Work to do — Collect each line of the entries that holds the string "Pozostałe".

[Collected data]
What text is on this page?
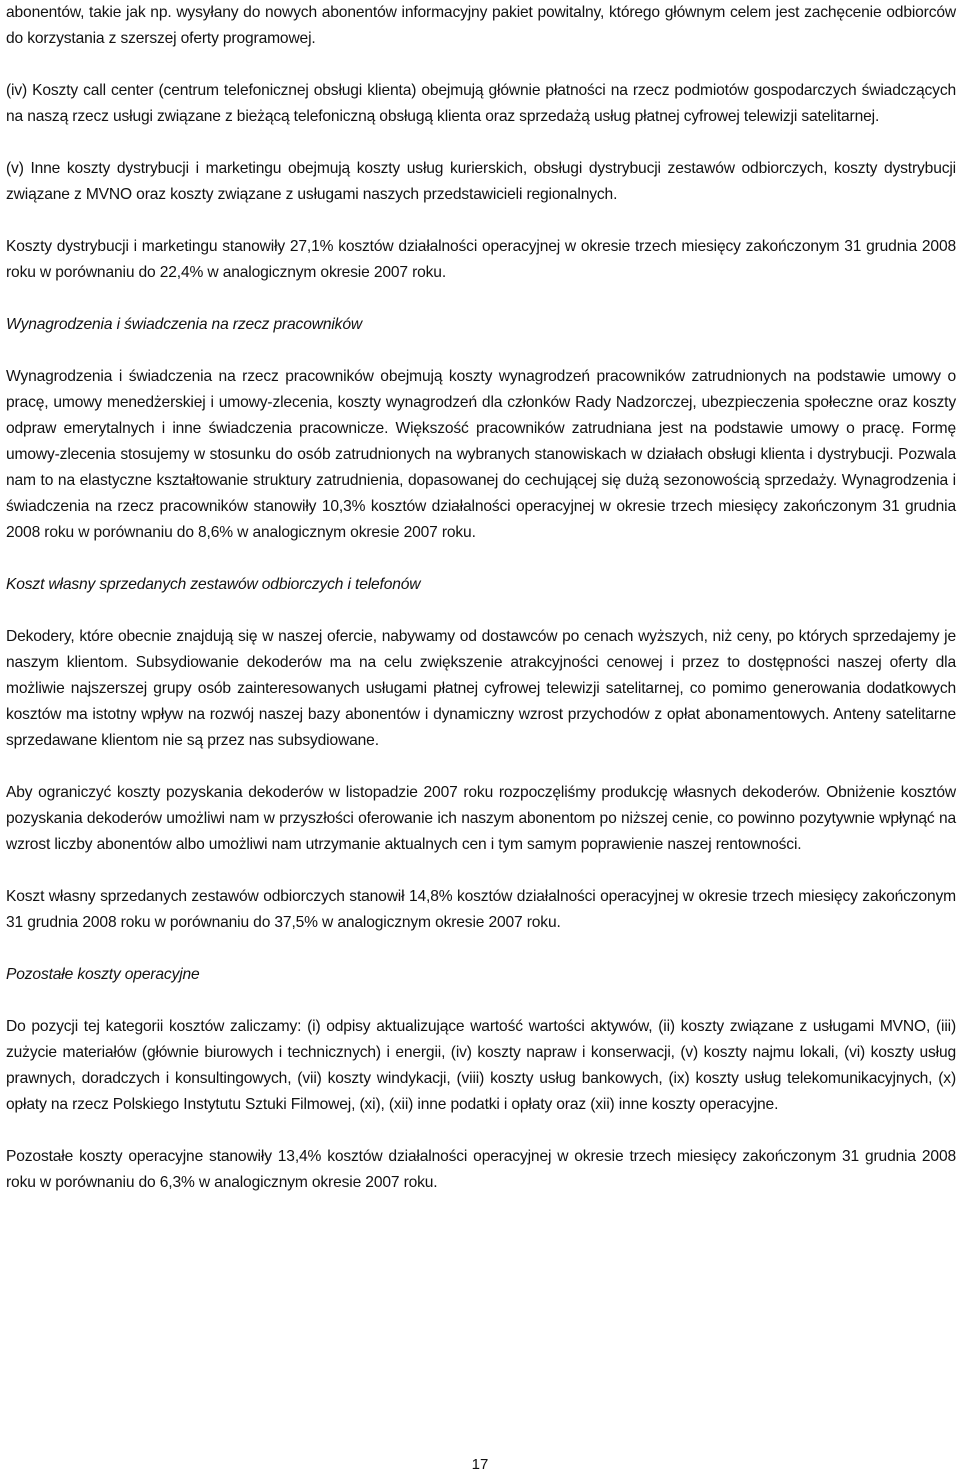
abonentów, takie jak np. wysyłany do nowych abonentów informacyjny pakiet powitalny, którego głównym celem jest zachęcenie odbiorców do korzystania z szerszej oferty programowej.

(iv) Koszty call center (centrum telefonicznej obsługi klienta) obejmują głównie płatności na rzecz podmiotów gospodarczych świadczących na naszą rzecz usługi związane z bieżącą telefoniczną obsługą klienta oraz sprzedażą usług płatnej cyfrowej telewizji satelitarnej.

(v) Inne koszty dystrybucji i marketingu obejmują koszty usług kurierskich, obsługi dystrybucji zestawów odbiorczych, koszty dystrybucji związane z MVNO oraz koszty związane z usługami naszych przedstawicieli regionalnych.

Koszty dystrybucji i marketingu stanowiły 27,1% kosztów działalności operacyjnej w okresie trzech miesięcy zakończonym 31 grudnia 2008 roku w porównaniu do 22,4% w analogicznym okresie 2007 roku.

Wynagrodzenia i świadczenia na rzecz pracowników

Wynagrodzenia i świadczenia na rzecz pracowników obejmują koszty wynagrodzeń pracowników zatrudnionych na podstawie umowy o pracę, umowy menedżerskiej i umowy-zlecenia, koszty wynagrodzeń dla członków Rady Nadzorczej, ubezpieczenia społeczne oraz koszty odpraw emerytalnych i inne świadczenia pracownicze. Większość pracowników zatrudniana jest na podstawie umowy o pracę. Formę umowy-zlecenia stosujemy w stosunku do osób zatrudnionych na wybranych stanowiskach w działach obsługi klienta i dystrybucji. Pozwala nam to na elastyczne kształtowanie struktury zatrudnienia, dopasowanej do cechującej się dużą sezonowością sprzedaży. Wynagrodzenia i świadczenia na rzecz pracowników stanowiły 10,3% kosztów działalności operacyjnej w okresie trzech miesięcy zakończonym 31 grudnia 2008 roku w porównaniu do 8,6% w analogicznym okresie 2007 roku.

Koszt własny sprzedanych zestawów odbiorczych i telefonów

Dekodery, które obecnie znajdują się w naszej ofercie, nabywamy od dostawców po cenach wyższych, niż ceny, po których sprzedajemy je naszym klientom. Subsydiowanie dekoderów ma na celu zwiększenie atrakcyjności cenowej i przez to dostępności naszej oferty dla możliwie najszerszej grupy osób zainteresowanych usługami płatnej cyfrowej telewizji satelitarnej, co pomimo generowania dodatkowych kosztów ma istotny wpływ na rozwój naszej bazy abonentów i dynamiczny wzrost przychodów z opłat abonamentowych. Anteny satelitarne sprzedawane klientom nie są przez nas subsydiowane.

Aby ograniczyć koszty pozyskania dekoderów w listopadzie 2007 roku rozpoczęliśmy produkcję własnych dekoderów. Obniżenie kosztów pozyskania dekoderów umożliwi nam w przyszłości oferowanie ich naszym abonentom po niższej cenie, co powinno pozytywnie wpłynąć na wzrost liczby abonentów albo umożliwi nam utrzymanie aktualnych cen i tym samym poprawienie naszej rentowności.

Koszt własny sprzedanych zestawów odbiorczych stanowił 14,8% kosztów działalności operacyjnej w okresie trzech miesięcy zakończonym 31 grudnia 2008 roku w porównaniu do 37,5% w analogicznym okresie 2007 roku.

Pozostałe koszty operacyjne

Do pozycji tej kategorii kosztów zaliczamy: (i) odpisy aktualizujące wartość wartości aktywów, (ii) koszty związane z usługami MVNO, (iii) zużycie materiałów (głównie biurowych i technicznych) i energii, (iv) koszty napraw i konserwacji, (v) koszty najmu lokali, (vi) koszty usług prawnych, doradczych i konsultingowych, (vii) koszty windykacji, (viii) koszty usług bankowych, (ix) koszty usług telekomunikacyjnych, (x) opłaty na rzecz Polskiego Instytutu Sztuki Filmowej, (xi), (xii) inne podatki i opłaty oraz (xii) inne koszty operacyjne.

Pozostałe koszty operacyjne stanowiły 13,4% kosztów działalności operacyjnej w okresie trzech miesięcy zakończonym 31 grudnia 2008 roku w porównaniu do 6,3% w analogicznym okresie 2007 roku.

17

Task response —
Pozostałe koszty operacyjne
Pozostałe koszty operacyjne stanowiły 13,4% kosztów działalności operacyjnej w okresie trzech miesięcy zakończonym 31 grudnia 2008 roku w porównaniu do 6,3% w analogicznym okresie 2007 roku.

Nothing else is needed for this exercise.